Objective: Write out every one of the rows below line for line, omitting the picture.

Supplied data:
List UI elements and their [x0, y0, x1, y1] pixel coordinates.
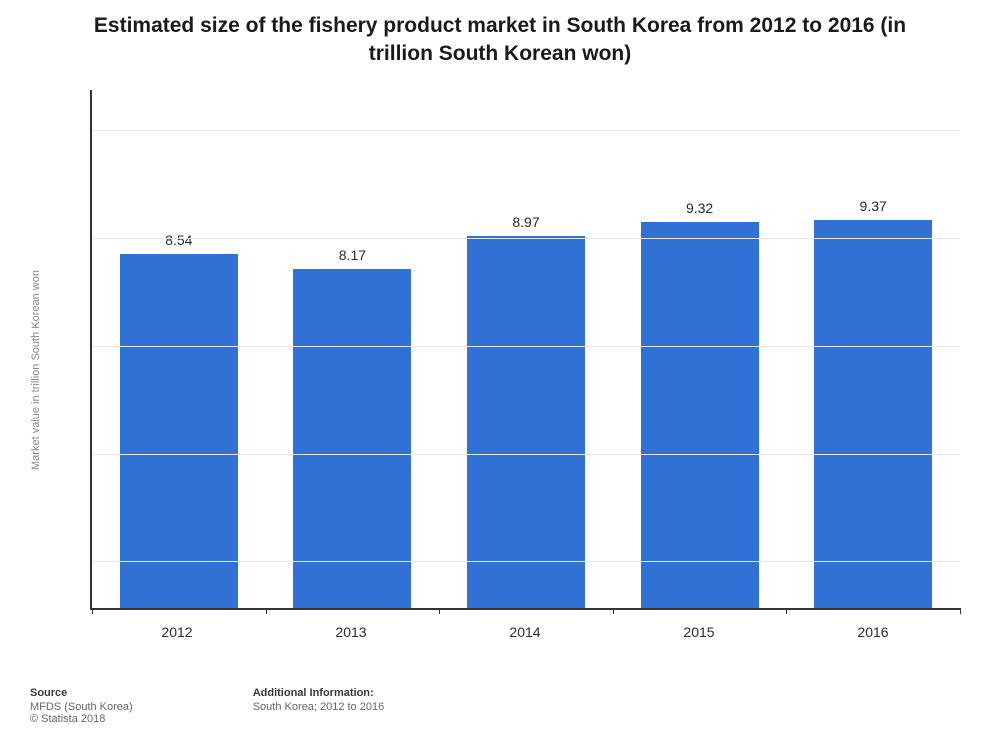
bar-slot: 8.17 — [266, 90, 440, 608]
x-axis-label: 2016 — [786, 614, 960, 650]
grid-line — [92, 454, 960, 455]
x-axis-label: 2014 — [438, 614, 612, 650]
x-axis-labels: 20122013201420152016 — [90, 614, 960, 650]
chart-area: Market value in trillion South Korean wo… — [60, 90, 960, 650]
chart-footer: Source MFDS (South Korea) © Statista 201… — [30, 687, 504, 725]
source-line-2: © Statista 2018 — [30, 713, 133, 725]
info-block: Additional Information: South Korea; 201… — [253, 687, 385, 725]
grid-line — [92, 130, 960, 131]
bar-slot: 9.32 — [613, 90, 787, 608]
x-tick — [960, 608, 961, 614]
bar — [641, 222, 759, 608]
x-axis-label: 2013 — [264, 614, 438, 650]
bar — [293, 269, 411, 608]
plot-area: 8.54 8.17 8.97 9.32 9.37 — [90, 90, 960, 610]
grid-line — [92, 561, 960, 562]
grid-line — [92, 238, 960, 239]
bar — [467, 236, 585, 608]
y-axis-label: Market value in trillion South Korean wo… — [30, 270, 42, 470]
x-axis-label: 2012 — [90, 614, 264, 650]
source-block: Source MFDS (South Korea) © Statista 201… — [30, 687, 133, 725]
bars-container: 8.54 8.17 8.97 9.32 9.37 — [92, 90, 960, 608]
bar-value-label: 8.97 — [512, 214, 539, 230]
bar-value-label: 8.17 — [339, 247, 366, 263]
bar — [814, 220, 932, 608]
bar-slot: 9.37 — [786, 90, 960, 608]
info-heading: Additional Information: — [253, 687, 385, 699]
bar-slot: 8.97 — [439, 90, 613, 608]
bar-slot: 8.54 — [92, 90, 266, 608]
info-line: South Korea; 2012 to 2016 — [253, 701, 385, 713]
chart-title: Estimated size of the fishery product ma… — [0, 0, 1000, 69]
x-axis-label: 2015 — [612, 614, 786, 650]
source-line-1: MFDS (South Korea) — [30, 701, 133, 713]
bar-value-label: 9.32 — [686, 200, 713, 216]
source-heading: Source — [30, 687, 133, 699]
bar-value-label: 8.54 — [165, 232, 192, 248]
bar — [120, 254, 238, 608]
grid-line — [92, 346, 960, 347]
bar-value-label: 9.37 — [860, 198, 887, 214]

Reply to the task:
List UI elements and their [x0, y0, x1, y1] pixel coordinates.
bar-slot: 8.17 — [266, 90, 440, 608]
x-axis-label: 2016 — [786, 614, 960, 650]
grid-line — [92, 454, 960, 455]
x-axis-label: 2014 — [438, 614, 612, 650]
x-axis-labels: 20122013201420152016 — [90, 614, 960, 650]
chart-area: Market value in trillion South Korean wo… — [60, 90, 960, 650]
chart-footer: Source MFDS (South Korea) © Statista 201… — [30, 687, 504, 725]
source-line-2: © Statista 2018 — [30, 713, 133, 725]
info-block: Additional Information: South Korea; 201… — [253, 687, 385, 725]
grid-line — [92, 130, 960, 131]
bar-slot: 9.32 — [613, 90, 787, 608]
x-tick — [960, 608, 961, 614]
bar — [641, 222, 759, 608]
x-axis-label: 2013 — [264, 614, 438, 650]
bar — [293, 269, 411, 608]
plot-area: 8.54 8.17 8.97 9.32 9.37 — [90, 90, 960, 610]
grid-line — [92, 561, 960, 562]
grid-line — [92, 238, 960, 239]
bar — [467, 236, 585, 608]
y-axis-label: Market value in trillion South Korean wo… — [30, 270, 42, 470]
x-axis-label: 2012 — [90, 614, 264, 650]
source-block: Source MFDS (South Korea) © Statista 201… — [30, 687, 133, 725]
bars-container: 8.54 8.17 8.97 9.32 9.37 — [92, 90, 960, 608]
bar-value-label: 8.97 — [512, 214, 539, 230]
bar-value-label: 8.17 — [339, 247, 366, 263]
bar — [814, 220, 932, 608]
bar-slot: 9.37 — [786, 90, 960, 608]
info-heading: Additional Information: — [253, 687, 385, 699]
bar-slot: 8.97 — [439, 90, 613, 608]
bar-slot: 8.54 — [92, 90, 266, 608]
info-line: South Korea; 2012 to 2016 — [253, 701, 385, 713]
chart-title: Estimated size of the fishery product ma… — [0, 0, 1000, 69]
x-axis-label: 2015 — [612, 614, 786, 650]
source-line-1: MFDS (South Korea) — [30, 701, 133, 713]
bar-value-label: 9.32 — [686, 200, 713, 216]
source-heading: Source — [30, 687, 133, 699]
bar-value-label: 8.54 — [165, 232, 192, 248]
bar — [120, 254, 238, 608]
grid-line — [92, 346, 960, 347]
bar-value-label: 9.37 — [860, 198, 887, 214]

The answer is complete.